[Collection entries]
● ● ●
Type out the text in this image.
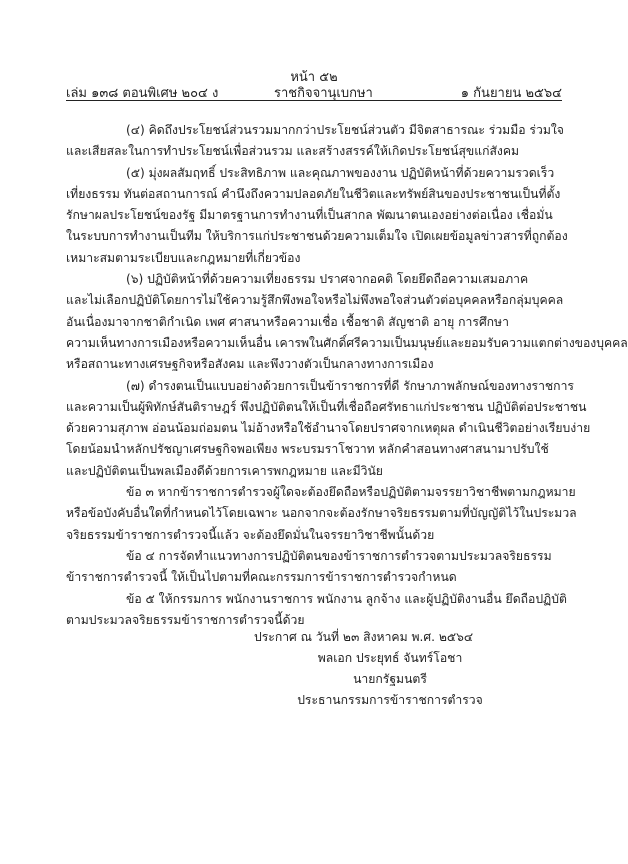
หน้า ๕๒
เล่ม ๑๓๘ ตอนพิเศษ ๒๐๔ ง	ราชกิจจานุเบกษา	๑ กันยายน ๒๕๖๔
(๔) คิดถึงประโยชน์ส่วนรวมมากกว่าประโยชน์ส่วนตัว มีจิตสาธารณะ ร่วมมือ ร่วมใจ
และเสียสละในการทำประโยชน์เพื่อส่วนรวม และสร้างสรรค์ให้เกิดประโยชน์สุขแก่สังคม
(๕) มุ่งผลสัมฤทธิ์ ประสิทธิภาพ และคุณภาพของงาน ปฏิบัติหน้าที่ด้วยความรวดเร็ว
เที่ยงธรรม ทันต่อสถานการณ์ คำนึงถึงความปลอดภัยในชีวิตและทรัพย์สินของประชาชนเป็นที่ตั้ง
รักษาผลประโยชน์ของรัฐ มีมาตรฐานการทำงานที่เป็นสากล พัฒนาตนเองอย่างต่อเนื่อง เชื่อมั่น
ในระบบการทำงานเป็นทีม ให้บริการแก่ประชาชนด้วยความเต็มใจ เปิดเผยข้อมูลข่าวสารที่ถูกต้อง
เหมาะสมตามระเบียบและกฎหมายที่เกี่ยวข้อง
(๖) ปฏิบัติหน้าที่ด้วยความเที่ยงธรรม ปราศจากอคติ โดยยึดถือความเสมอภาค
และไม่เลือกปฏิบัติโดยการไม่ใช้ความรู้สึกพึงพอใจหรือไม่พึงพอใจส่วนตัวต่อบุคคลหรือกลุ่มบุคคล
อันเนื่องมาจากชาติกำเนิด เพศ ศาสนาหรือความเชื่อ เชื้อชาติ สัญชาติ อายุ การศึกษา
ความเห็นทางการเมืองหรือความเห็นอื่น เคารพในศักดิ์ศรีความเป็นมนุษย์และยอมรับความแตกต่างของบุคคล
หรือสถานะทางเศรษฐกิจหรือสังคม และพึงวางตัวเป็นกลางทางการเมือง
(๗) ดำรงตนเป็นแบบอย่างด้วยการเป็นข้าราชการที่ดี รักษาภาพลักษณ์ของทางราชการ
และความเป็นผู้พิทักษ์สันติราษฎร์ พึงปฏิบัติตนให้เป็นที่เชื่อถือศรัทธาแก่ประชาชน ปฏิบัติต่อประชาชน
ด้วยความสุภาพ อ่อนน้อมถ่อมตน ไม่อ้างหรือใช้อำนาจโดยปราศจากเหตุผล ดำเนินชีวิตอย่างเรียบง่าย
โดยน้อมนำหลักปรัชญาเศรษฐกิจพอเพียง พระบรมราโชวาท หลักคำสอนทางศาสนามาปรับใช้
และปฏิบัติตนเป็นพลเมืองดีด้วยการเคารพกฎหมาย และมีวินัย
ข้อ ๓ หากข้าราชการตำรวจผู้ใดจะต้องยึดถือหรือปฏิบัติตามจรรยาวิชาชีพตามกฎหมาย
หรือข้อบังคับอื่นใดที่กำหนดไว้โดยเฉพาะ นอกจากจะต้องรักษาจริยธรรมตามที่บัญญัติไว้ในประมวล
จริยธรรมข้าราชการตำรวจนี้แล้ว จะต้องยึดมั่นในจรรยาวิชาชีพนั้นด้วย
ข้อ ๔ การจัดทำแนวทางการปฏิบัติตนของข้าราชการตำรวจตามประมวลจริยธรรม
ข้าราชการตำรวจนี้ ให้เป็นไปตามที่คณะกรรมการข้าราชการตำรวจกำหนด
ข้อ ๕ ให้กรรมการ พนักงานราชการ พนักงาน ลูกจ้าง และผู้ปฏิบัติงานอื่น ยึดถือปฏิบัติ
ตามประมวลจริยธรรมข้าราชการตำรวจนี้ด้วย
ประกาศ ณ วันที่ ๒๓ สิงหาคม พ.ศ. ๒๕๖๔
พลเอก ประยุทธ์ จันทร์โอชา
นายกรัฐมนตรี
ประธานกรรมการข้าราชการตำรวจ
● ● ●
▶ The exercise
Copy everything in the records above except the pictures, exactly as written.

▶ Worked solution
Type out the text in this image.
หน้า ๕๒
เล่ม ๑๓๘ ตอนพิเศษ ๒๐๔ ง	ราชกิจจานุเบกษา	๑ กันยายน ๒๕๖๔
(๔) คิดถึงประโยชน์ส่วนรวมมากกว่าประโยชน์ส่วนตัว มีจิตสาธารณะ ร่วมมือ ร่วมใจ
และเสียสละในการทำประโยชน์เพื่อส่วนรวม และสร้างสรรค์ให้เกิดประโยชน์สุขแก่สังคม
(๕) มุ่งผลสัมฤทธิ์ ประสิทธิภาพ และคุณภาพของงาน ปฏิบัติหน้าที่ด้วยความรวดเร็ว
เที่ยงธรรม ทันต่อสถานการณ์ คำนึงถึงความปลอดภัยในชีวิตและทรัพย์สินของประชาชนเป็นที่ตั้ง
รักษาผลประโยชน์ของรัฐ มีมาตรฐานการทำงานที่เป็นสากล พัฒนาตนเองอย่างต่อเนื่อง เชื่อมั่น
ในระบบการทำงานเป็นทีม ให้บริการแก่ประชาชนด้วยความเต็มใจ เปิดเผยข้อมูลข่าวสารที่ถูกต้อง
เหมาะสมตามระเบียบและกฎหมายที่เกี่ยวข้อง
(๖) ปฏิบัติหน้าที่ด้วยความเที่ยงธรรม ปราศจากอคติ โดยยึดถือความเสมอภาค
และไม่เลือกปฏิบัติโดยการไม่ใช้ความรู้สึกพึงพอใจหรือไม่พึงพอใจส่วนตัวต่อบุคคลหรือกลุ่มบุคคล
อันเนื่องมาจากชาติกำเนิด เพศ ศาสนาหรือความเชื่อ เชื้อชาติ สัญชาติ อายุ การศึกษา
ความเห็นทางการเมืองหรือความเห็นอื่น เคารพในศักดิ์ศรีความเป็นมนุษย์และยอมรับความแตกต่างของบุคคล
หรือสถานะทางเศรษฐกิจหรือสังคม และพึงวางตัวเป็นกลางทางการเมือง
(๗) ดำรงตนเป็นแบบอย่างด้วยการเป็นข้าราชการที่ดี รักษาภาพลักษณ์ของทางราชการ
และความเป็นผู้พิทักษ์สันติราษฎร์ พึงปฏิบัติตนให้เป็นที่เชื่อถือศรัทธาแก่ประชาชน ปฏิบัติต่อประชาชน
ด้วยความสุภาพ อ่อนน้อมถ่อมตน ไม่อ้างหรือใช้อำนาจโดยปราศจากเหตุผล ดำเนินชีวิตอย่างเรียบง่าย
โดยน้อมนำหลักปรัชญาเศรษฐกิจพอเพียง พระบรมราโชวาท หลักคำสอนทางศาสนามาปรับใช้
และปฏิบัติตนเป็นพลเมืองดีด้วยการเคารพกฎหมาย และมีวินัย
ข้อ ๓ หากข้าราชการตำรวจผู้ใดจะต้องยึดถือหรือปฏิบัติตามจรรยาวิชาชีพตามกฎหมาย
หรือข้อบังคับอื่นใดที่กำหนดไว้โดยเฉพาะ นอกจากจะต้องรักษาจริยธรรมตามที่บัญญัติไว้ในประมวล
จริยธรรมข้าราชการตำรวจนี้แล้ว จะต้องยึดมั่นในจรรยาวิชาชีพนั้นด้วย
ข้อ ๔ การจัดทำแนวทางการปฏิบัติตนของข้าราชการตำรวจตามประมวลจริยธรรม
ข้าราชการตำรวจนี้ ให้เป็นไปตามที่คณะกรรมการข้าราชการตำรวจกำหนด
ข้อ ๕ ให้กรรมการ พนักงานราชการ พนักงาน ลูกจ้าง และผู้ปฏิบัติงานอื่น ยึดถือปฏิบัติ
ตามประมวลจริยธรรมข้าราชการตำรวจนี้ด้วย
ประกาศ ณ วันที่ ๒๓ สิงหาคม พ.ศ. ๒๕๖๔
พลเอก ประยุทธ์ จันทร์โอชา
นายกรัฐมนตรี
ประธานกรรมการข้าราชการตำรวจ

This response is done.